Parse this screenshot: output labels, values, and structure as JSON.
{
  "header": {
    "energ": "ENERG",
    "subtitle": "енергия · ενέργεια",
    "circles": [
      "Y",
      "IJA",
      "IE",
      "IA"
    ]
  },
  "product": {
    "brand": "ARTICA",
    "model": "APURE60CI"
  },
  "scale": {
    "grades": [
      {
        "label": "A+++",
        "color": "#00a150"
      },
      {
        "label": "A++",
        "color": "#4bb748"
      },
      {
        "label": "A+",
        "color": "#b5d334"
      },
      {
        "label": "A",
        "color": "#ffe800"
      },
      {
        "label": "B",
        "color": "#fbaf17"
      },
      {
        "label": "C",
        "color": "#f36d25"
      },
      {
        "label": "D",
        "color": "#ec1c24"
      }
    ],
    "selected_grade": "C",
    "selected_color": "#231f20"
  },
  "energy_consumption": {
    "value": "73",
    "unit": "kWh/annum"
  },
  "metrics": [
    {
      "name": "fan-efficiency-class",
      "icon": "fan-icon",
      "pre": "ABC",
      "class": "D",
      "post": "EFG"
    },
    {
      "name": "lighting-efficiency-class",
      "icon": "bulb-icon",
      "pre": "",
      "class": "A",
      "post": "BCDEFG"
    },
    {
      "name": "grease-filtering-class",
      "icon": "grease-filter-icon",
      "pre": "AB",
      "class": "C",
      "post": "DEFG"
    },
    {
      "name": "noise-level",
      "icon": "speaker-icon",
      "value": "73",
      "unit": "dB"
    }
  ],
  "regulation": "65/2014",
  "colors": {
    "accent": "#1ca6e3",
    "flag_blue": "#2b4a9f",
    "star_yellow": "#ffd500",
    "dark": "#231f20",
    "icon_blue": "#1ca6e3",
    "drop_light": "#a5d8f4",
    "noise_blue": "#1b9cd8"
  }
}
++++++++
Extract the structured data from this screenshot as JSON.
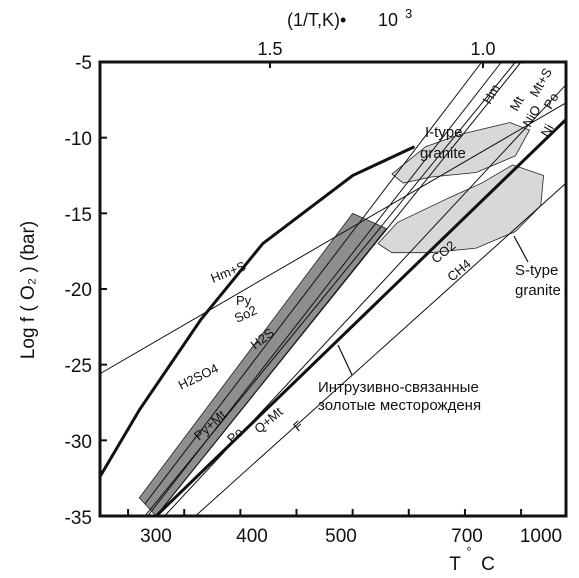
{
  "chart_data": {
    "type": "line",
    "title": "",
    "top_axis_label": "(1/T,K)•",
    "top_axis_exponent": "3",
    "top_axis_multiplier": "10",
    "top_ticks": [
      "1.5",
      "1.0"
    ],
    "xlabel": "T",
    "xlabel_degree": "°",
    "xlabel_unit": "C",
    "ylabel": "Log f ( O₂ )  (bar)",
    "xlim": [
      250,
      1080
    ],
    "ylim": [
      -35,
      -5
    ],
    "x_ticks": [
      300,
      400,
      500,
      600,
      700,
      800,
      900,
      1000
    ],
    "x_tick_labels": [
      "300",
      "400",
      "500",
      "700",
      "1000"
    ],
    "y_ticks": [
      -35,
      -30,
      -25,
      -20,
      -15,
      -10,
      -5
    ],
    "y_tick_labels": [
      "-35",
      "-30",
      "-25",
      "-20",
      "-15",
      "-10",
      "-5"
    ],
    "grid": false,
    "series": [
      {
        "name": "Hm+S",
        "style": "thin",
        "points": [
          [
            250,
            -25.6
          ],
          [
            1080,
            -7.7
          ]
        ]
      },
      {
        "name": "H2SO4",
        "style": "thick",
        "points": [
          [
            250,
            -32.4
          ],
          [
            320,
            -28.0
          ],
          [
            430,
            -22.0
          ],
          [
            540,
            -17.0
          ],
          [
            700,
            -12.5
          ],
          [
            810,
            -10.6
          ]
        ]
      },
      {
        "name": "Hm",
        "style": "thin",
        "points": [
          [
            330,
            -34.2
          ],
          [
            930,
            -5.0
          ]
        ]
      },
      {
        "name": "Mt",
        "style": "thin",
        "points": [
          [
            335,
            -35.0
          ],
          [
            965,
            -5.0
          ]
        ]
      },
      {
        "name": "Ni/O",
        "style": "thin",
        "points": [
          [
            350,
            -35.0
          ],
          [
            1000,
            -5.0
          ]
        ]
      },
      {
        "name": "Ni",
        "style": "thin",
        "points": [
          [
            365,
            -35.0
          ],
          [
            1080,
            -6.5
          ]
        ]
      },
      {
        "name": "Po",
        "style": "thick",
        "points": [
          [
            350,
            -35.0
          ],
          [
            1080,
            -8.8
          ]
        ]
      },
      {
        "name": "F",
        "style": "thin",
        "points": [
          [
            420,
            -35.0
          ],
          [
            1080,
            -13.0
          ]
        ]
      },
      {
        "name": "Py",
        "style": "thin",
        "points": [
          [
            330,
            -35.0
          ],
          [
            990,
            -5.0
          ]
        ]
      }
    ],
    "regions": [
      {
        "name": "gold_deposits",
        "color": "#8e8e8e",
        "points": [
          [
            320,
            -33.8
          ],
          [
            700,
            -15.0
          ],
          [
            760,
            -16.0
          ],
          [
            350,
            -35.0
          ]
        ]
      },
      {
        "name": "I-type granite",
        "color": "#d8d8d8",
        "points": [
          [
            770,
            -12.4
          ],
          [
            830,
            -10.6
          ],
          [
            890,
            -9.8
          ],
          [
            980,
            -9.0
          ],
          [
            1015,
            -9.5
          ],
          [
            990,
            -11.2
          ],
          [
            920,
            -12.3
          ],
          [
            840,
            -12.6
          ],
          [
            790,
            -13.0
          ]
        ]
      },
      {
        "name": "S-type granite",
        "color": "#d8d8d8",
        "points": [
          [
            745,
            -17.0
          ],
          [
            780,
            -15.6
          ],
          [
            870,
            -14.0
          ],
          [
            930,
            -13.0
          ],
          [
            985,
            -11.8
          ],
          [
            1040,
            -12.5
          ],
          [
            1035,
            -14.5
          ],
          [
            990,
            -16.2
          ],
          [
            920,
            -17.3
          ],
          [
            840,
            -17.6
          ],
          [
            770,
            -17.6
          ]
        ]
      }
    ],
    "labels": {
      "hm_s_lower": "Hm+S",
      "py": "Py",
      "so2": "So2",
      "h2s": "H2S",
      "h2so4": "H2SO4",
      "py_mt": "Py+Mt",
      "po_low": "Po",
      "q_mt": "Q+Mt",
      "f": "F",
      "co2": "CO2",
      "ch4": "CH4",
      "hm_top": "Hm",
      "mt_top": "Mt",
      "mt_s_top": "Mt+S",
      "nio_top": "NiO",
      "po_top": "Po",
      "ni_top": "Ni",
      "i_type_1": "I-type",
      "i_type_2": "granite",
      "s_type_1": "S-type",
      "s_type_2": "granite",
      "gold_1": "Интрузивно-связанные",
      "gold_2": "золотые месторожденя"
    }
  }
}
++++++++
--- TASK OBJECTIVE ---
Identify the lines in the entries that hold "class" and return each one.

--- COMPLETE OUTPUT ---
      "name": "fan-efficiency-class",
      "class": "D",
      "name": "lighting-efficiency-class",
      "class": "A",
      "name": "grease-filtering-class",
      "class": "C",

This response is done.